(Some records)
■ ■ ■ ■

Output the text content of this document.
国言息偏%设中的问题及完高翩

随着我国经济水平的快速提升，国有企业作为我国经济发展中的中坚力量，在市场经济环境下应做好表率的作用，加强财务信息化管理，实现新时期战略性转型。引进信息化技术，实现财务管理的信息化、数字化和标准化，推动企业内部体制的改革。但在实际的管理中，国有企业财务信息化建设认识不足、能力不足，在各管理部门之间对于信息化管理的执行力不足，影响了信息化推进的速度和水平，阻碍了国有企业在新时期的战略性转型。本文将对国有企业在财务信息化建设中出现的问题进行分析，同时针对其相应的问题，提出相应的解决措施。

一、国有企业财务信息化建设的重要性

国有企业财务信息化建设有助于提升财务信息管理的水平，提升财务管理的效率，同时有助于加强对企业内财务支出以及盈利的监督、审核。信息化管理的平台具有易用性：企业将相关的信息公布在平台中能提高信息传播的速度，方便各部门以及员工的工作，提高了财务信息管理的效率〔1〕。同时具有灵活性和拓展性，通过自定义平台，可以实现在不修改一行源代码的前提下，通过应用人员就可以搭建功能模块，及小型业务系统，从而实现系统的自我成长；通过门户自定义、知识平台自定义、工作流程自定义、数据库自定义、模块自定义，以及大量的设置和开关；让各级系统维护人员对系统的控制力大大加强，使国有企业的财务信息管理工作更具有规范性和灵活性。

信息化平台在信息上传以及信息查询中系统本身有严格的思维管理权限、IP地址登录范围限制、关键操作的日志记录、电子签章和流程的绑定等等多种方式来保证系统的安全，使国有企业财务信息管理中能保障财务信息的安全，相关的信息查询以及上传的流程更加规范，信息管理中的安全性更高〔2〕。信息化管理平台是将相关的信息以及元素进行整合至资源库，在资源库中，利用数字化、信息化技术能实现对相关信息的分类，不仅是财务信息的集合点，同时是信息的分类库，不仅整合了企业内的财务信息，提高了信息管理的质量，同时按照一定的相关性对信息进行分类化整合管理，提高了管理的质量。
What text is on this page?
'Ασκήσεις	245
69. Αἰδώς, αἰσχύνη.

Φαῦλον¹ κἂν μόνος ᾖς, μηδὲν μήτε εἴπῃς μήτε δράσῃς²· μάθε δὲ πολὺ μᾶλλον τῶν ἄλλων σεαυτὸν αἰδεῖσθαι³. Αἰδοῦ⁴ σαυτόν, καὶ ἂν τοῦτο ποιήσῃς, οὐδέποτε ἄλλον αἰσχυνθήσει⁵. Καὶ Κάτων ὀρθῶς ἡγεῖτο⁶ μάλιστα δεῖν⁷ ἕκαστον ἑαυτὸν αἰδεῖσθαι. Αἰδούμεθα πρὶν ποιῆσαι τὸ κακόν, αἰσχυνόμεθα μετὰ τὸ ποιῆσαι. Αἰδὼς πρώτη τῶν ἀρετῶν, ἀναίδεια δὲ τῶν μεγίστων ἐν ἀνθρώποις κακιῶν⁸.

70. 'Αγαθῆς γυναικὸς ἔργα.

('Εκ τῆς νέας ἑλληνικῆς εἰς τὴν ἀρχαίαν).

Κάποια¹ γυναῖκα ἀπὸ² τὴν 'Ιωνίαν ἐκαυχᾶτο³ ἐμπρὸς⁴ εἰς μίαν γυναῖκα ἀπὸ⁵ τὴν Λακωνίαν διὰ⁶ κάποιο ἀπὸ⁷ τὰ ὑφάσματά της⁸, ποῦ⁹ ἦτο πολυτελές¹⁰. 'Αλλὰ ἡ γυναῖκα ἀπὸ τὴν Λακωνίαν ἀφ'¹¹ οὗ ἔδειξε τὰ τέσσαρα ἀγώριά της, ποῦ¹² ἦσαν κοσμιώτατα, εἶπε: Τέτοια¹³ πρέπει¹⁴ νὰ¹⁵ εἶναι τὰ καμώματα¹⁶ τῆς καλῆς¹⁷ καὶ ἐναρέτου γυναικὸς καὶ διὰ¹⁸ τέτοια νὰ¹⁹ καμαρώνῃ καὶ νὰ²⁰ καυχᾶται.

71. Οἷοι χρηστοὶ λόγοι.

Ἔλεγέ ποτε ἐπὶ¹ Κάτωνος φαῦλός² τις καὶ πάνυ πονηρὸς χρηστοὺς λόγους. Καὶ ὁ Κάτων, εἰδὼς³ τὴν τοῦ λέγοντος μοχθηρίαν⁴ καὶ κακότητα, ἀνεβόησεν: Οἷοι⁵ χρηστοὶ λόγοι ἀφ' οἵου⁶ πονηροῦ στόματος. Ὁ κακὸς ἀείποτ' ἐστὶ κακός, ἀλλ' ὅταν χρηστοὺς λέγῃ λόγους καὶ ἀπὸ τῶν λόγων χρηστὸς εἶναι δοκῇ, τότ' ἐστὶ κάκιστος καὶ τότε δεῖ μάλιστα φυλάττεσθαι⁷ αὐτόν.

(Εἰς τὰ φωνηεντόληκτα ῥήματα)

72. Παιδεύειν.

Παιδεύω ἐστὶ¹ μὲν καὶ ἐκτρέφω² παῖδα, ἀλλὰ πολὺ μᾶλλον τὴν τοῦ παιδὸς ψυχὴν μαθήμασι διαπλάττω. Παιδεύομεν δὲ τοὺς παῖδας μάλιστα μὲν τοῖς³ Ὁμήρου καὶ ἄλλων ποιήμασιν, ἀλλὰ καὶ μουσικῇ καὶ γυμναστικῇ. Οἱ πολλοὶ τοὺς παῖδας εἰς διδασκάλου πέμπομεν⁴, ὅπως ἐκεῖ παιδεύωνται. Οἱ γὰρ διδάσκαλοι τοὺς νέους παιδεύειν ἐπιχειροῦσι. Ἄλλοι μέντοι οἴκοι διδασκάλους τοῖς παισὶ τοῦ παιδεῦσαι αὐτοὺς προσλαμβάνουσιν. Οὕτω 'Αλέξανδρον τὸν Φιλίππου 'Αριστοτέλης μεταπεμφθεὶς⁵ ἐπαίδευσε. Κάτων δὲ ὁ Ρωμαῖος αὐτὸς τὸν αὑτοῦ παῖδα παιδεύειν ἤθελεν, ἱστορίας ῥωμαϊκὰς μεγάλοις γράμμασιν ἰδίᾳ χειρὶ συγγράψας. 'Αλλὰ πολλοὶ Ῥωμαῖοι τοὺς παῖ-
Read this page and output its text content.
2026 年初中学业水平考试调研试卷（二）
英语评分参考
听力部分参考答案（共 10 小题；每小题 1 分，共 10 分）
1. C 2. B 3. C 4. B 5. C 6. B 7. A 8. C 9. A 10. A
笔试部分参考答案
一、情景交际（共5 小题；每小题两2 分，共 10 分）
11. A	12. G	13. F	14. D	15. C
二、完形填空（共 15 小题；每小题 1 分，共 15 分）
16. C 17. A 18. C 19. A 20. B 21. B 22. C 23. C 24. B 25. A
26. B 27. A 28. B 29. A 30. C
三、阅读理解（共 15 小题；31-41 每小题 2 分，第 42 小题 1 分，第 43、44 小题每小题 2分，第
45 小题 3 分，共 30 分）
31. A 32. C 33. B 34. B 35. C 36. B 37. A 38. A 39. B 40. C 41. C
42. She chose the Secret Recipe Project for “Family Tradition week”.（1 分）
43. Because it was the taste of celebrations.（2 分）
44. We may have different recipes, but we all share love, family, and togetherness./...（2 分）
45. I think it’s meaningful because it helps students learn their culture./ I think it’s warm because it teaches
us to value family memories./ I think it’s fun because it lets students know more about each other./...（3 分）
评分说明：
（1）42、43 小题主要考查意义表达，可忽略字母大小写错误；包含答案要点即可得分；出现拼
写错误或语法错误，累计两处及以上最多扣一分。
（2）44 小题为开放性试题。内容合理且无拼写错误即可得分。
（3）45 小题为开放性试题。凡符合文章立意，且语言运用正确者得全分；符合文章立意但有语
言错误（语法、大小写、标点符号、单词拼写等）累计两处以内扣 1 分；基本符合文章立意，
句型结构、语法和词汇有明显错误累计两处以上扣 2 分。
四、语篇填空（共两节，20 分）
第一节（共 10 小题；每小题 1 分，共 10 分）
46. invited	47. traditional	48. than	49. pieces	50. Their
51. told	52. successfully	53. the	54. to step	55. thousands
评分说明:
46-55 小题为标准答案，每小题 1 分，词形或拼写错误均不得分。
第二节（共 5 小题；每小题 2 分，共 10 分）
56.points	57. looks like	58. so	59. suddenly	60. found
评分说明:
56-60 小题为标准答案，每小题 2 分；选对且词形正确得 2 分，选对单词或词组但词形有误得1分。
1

■ ■ ■ ■

Copy out all lines where the word "πολὺ" appears.

Φαῦλον¹ κἂν μόνος ᾖς, μηδὲν μήτε εἴπῃς μήτε δράσῃς²· μάθε δὲ πολὺ μᾶλλον τῶν ἄλλων σεαυτὸν αἰδεῖσθαι³. Αἰδοῦ⁴ σαυτόν, καὶ ἂν τοῦτο ποιήσῃς, οὐδέποτε ἄλλον αἰσχυνθήσει⁵. Καὶ Κάτων ὀρθῶς ἡγεῖτο⁶ μάλιστα δεῖν⁷ ἕκαστον ἑαυτὸν αἰδεῖσθαι. Αἰδούμεθα πρὶν ποιῆσαι τὸ κακόν, αἰσχυνόμεθα μετὰ τὸ ποιῆσαι. Αἰδὼς πρώτη τῶν ἀρετῶν, ἀναίδεια δὲ τῶν μεγίστων ἐν ἀνθρώποις κακιῶν⁸.
Παιδεύω ἐστὶ¹ μὲν καὶ ἐκτρέφω² παῖδα, ἀλλὰ πολὺ μᾶλλον τὴν τοῦ παιδὸς ψυχὴν μαθήμασι διαπλάττω. Παιδεύομεν δὲ τοὺς παῖδας μάλιστα μὲν τοῖς³ Ὁμήρου καὶ ἄλλων ποιήμασιν, ἀλλὰ καὶ μουσικῇ καὶ γυμναστικῇ. Οἱ πολλοὶ τοὺς παῖδας εἰς διδασκάλου πέμπομεν⁴, ὅπως ἐκεῖ παιδεύωνται. Οἱ γὰρ διδάσκαλοι τοὺς νέους παιδεύειν ἐπιχειροῦσι. Ἄλλοι μέντοι οἴκοι διδασκάλους τοῖς παισὶ τοῦ παιδεῦσαι αὐτοὺς προσλαμβάνουσιν. Οὕτω 'Αλέξανδρον τὸν Φιλίππου 'Αριστοτέλης μεταπεμφθεὶς⁵ ἐπαίδευσε. Κάτων δὲ ὁ Ρωμαῖος αὐτὸς τὸν αὑτοῦ παῖδα παιδεύειν ἤθελεν, ἱστορίας ῥωμαϊκὰς μεγάλοις γράμμασιν ἰδίᾳ χειρὶ συγγράψας. 'Αλλὰ πολλοὶ Ῥωμαῖοι τοὺς παῖ-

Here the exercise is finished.